> _Prompt 1_:
Write out the part of the passage on C# shadowing between "For the sake" and "(see Figure 6-9).", inclusive.
> _Prompt 2_:
In the passage on C# shadowing, when is shadowing most likely to occur in the real world?
> _Prompt 3_:
Go on with the passage on C# shadowing from where it stops.

This technique also makes it very simple to safely extend the current hierarchy. For example, assume you derived more classes from the abstract Shape base class (Triangle, Square, etc.). Due to the polymorphic interface, the code within your foreach loop would not have to change in the slightest as the compiler enforces that only Shape-compatible types are placed within the myShapes array.
C# provides a facility that is the logical opposite of method overriding termed shadowing. Formally speaking, if a derived class defines a member that is identical to a member defined in a base class, the derived class has shadowed the parent’s version. In the real world, the possibility of this occurring is the greatest when you are subclassing from a class you (or your team) did not create yourselves (for example, if you purchase a third-party .NET software package).
For the sake of illustration, assume you receive a class named ThreeDCircle from a coworker (or classmate) that defines a subroutine named Draw() taking no arguments:
class ThreeDCircle { public void Draw() { Console.WriteLine("Drawing a 3D Circle"); } }
You figure that a ThreeDCircle “is-a” Circle, so you derive from your existing Circle type:
class ThreeDCircle : Circle { public void Draw() { Console.WriteLine("Drawing a 3D Circle"); } }
Once you recompile, you find a warning in the Visual Studio 2010 error window (see Figure 6-9).

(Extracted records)

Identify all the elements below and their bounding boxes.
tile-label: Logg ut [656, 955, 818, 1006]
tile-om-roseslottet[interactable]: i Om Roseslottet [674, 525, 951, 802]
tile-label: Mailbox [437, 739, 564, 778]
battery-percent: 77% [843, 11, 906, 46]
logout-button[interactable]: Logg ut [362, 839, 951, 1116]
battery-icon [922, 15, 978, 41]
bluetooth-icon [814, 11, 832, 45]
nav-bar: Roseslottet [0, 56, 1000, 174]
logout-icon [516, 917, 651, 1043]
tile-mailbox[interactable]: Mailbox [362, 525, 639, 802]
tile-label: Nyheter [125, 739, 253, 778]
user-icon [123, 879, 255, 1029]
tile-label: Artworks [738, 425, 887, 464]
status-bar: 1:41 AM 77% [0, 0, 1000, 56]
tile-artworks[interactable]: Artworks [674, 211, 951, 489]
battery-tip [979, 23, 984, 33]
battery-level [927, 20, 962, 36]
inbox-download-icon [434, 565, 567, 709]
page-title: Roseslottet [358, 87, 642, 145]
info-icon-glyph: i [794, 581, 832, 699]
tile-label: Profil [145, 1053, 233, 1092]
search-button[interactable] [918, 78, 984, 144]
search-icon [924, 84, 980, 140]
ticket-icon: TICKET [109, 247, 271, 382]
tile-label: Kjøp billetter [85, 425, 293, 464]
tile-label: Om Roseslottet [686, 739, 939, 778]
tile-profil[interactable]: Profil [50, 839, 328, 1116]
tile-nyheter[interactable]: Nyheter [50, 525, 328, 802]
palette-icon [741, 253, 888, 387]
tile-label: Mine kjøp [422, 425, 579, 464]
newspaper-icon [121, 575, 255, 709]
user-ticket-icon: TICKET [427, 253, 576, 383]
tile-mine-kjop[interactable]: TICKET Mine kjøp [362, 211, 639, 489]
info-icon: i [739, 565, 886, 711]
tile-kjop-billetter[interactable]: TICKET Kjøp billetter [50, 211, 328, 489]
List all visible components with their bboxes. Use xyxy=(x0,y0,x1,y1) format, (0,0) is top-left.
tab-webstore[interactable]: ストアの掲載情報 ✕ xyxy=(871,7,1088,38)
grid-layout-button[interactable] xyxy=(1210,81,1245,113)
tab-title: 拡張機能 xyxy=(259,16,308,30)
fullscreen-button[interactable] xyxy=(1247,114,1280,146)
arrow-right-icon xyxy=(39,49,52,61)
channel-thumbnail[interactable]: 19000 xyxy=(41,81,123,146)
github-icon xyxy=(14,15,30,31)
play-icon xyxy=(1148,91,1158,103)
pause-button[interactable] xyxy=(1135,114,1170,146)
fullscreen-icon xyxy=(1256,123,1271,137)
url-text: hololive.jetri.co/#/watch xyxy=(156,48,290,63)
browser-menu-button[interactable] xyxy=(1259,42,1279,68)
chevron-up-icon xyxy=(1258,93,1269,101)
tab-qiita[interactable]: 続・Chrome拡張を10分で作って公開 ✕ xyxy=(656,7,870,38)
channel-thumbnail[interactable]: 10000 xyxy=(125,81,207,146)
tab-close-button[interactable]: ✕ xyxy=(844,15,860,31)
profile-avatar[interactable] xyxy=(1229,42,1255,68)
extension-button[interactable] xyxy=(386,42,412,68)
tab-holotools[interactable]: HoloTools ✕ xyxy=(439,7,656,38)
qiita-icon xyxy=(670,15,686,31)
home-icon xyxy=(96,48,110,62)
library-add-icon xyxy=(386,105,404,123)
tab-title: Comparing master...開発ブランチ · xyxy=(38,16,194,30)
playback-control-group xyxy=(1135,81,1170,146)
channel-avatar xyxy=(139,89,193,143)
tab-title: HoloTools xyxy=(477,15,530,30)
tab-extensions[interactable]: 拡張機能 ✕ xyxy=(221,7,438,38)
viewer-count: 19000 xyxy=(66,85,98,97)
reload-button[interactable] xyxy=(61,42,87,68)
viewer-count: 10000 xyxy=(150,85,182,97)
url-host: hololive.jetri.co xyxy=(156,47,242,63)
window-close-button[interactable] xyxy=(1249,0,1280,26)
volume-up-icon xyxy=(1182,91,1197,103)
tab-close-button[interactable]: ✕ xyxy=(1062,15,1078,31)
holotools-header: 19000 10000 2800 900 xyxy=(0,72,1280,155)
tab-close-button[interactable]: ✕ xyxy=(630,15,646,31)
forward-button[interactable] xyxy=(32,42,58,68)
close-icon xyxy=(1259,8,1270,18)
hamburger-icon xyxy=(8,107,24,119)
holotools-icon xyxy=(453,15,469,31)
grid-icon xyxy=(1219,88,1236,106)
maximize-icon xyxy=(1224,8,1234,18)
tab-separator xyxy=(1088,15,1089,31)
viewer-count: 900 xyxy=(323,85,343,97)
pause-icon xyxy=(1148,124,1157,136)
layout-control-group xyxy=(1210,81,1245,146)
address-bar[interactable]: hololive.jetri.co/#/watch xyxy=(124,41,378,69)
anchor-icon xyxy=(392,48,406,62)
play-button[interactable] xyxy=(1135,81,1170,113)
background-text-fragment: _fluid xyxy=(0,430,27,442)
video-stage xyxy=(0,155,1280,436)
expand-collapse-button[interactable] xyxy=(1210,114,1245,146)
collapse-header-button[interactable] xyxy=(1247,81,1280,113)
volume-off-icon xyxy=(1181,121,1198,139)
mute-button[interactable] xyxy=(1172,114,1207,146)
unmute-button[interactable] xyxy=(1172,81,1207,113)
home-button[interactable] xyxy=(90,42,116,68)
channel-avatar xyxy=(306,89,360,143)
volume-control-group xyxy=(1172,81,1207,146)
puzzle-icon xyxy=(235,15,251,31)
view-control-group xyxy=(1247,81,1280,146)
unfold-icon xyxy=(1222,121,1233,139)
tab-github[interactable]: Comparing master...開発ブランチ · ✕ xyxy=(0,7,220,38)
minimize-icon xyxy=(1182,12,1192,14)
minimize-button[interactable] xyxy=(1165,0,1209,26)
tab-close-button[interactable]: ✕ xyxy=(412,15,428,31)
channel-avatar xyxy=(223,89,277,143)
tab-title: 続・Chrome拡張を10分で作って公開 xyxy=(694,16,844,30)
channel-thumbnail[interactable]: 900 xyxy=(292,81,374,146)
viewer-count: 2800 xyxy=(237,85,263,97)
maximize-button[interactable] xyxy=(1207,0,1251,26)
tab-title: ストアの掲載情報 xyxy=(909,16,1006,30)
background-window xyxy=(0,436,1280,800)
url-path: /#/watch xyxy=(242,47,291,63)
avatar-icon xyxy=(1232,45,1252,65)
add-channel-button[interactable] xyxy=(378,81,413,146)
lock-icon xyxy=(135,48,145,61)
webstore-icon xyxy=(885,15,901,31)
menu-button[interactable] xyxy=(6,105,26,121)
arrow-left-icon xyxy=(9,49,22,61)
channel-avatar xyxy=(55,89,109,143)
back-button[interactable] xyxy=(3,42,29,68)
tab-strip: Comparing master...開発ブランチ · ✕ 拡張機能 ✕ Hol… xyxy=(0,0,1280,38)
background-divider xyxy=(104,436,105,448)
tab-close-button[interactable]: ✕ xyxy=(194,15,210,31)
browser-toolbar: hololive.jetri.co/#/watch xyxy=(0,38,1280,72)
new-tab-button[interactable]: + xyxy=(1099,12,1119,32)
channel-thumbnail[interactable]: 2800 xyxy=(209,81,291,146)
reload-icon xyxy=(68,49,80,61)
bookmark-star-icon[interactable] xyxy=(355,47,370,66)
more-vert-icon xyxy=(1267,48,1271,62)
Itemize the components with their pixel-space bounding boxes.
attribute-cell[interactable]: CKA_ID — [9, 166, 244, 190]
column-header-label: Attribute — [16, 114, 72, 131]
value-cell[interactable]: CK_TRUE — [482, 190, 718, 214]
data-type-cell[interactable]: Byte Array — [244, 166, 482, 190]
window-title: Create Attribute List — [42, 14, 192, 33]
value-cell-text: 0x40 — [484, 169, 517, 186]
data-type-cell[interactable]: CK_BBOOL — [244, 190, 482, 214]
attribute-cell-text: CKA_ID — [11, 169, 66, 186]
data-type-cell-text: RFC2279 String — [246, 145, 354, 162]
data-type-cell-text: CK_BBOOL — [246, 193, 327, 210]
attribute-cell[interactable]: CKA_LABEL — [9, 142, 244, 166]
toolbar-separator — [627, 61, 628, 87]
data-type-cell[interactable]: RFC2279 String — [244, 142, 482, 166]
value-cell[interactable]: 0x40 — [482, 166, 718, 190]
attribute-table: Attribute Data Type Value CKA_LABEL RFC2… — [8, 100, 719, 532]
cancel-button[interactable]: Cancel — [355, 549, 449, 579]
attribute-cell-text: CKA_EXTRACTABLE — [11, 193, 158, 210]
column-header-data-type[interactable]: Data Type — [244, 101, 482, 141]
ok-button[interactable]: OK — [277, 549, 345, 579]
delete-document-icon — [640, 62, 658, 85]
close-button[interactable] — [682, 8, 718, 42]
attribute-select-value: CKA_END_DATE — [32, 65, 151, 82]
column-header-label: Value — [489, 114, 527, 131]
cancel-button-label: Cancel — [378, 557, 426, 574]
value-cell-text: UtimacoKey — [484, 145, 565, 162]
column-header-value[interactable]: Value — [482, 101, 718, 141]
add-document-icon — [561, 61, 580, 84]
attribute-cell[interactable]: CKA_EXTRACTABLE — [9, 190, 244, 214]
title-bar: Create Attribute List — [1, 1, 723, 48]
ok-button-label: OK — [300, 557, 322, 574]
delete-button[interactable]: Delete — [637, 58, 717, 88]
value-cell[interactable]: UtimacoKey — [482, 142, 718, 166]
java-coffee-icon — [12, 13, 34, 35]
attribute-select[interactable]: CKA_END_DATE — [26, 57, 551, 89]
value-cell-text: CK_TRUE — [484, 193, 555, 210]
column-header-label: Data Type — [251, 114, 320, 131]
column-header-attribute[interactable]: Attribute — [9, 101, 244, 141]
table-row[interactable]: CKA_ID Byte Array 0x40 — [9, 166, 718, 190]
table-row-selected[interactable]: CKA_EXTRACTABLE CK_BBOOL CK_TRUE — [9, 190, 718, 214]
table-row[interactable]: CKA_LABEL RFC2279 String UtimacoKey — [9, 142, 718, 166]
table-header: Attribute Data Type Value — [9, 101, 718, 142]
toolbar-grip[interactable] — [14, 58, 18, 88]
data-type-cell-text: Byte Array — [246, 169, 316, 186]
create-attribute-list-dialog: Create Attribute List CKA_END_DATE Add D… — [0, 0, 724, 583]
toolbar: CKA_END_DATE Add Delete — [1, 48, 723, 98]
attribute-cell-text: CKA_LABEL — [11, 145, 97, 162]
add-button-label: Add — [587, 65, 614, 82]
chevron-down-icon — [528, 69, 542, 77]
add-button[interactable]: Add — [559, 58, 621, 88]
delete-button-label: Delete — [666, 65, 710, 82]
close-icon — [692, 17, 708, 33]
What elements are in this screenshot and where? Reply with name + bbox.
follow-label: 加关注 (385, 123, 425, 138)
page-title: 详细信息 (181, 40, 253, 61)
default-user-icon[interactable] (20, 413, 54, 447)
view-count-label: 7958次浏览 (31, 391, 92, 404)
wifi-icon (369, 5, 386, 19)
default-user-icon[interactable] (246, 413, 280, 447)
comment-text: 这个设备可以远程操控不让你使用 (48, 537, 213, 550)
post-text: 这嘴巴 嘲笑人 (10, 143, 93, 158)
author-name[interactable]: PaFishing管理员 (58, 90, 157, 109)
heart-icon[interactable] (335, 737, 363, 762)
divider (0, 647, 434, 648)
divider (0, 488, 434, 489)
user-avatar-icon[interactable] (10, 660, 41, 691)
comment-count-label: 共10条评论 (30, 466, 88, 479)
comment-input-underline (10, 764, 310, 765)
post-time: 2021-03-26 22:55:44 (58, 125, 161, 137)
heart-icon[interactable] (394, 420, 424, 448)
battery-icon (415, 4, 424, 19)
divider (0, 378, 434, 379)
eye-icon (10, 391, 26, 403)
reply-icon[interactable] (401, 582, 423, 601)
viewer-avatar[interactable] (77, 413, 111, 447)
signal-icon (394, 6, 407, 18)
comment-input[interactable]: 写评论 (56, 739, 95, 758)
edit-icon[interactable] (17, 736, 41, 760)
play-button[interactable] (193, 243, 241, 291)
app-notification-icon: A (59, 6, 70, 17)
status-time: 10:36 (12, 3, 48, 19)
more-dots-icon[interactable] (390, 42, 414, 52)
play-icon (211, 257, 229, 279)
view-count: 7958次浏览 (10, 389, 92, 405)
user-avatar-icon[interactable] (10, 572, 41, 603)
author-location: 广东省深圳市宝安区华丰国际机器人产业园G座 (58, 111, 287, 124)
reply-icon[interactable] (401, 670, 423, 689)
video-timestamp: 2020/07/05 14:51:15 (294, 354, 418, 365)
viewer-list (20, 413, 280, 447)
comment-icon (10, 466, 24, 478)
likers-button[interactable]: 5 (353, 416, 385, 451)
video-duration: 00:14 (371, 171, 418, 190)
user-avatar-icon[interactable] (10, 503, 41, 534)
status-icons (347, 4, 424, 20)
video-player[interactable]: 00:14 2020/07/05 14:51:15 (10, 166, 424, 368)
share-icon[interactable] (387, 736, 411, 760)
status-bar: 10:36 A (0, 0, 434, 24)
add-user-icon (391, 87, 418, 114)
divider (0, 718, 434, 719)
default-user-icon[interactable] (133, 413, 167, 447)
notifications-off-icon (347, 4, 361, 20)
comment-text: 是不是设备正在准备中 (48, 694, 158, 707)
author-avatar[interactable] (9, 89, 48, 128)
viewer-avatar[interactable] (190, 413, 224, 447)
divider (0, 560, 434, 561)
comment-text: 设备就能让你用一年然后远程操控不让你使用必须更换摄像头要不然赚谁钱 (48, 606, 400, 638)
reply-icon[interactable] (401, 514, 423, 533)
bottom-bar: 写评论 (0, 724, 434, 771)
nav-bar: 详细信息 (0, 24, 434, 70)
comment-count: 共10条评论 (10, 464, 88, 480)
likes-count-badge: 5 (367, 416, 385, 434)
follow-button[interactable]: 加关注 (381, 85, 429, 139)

> _Expected output 1_:
For the sake of illustration, assume you receive a class named ThreeDCircle from a coworker (or classmate) that defines a subroutine named Draw() taking no arguments:
class ThreeDCircle { public void Draw() { Console.WriteLine("Drawing a 3D Circle"); } }
You figure that a ThreeDCircle “is-a” Circle, so you derive from your existing Circle type:
class ThreeDCircle : Circle { public void Draw() { Console.WriteLine("Drawing a 3D Circle"); } }
Once you recompile, you find a warning in the Visual Studio 2010 error window (see Figure 6-9).

> _Expected output 2_:
When you subclass from a class that you or your team did not create, such as one from a purchased third-party .NET software package.

> _Expected output 3_:
Figure 6-9. Oops! You just shadowed a member in your parent class
The problem is that you have a derived class (ThreeDCircle) which contains a method that is identical to an inherited method. Again, the exact warning reported by the compiler is:
'Shapes.ThreeDCircle.Draw()' hides inherited member 'Shapes.Circle.Draw()'. To make the current member override that implementation, add the override keyword. Otherwise add the new keyword.
To address this issue, you have two options. You could simply update the parent’s version of Draw()using the override keyword (as suggested by the compiler). With this approach, the ThreeDCircle type is able to extend the parent’s default behavior as required. However, if you don’t have access to the code defining the base class (again, as would be the case in many third-party libraries), you would be unable to modify the Draw()method as a virtual member, as you don’t have access to the code file!
As an alternative, you can include the new keyword to the offending Draw() member of the derived type (ThreeDCircle in this example). Doing so explicitly states that the derived type’s implementation is intentionally designed to effectively ignore the parent’s version (again, in the real world, this can be helpful if external .NET software somehow conflicts with your current software).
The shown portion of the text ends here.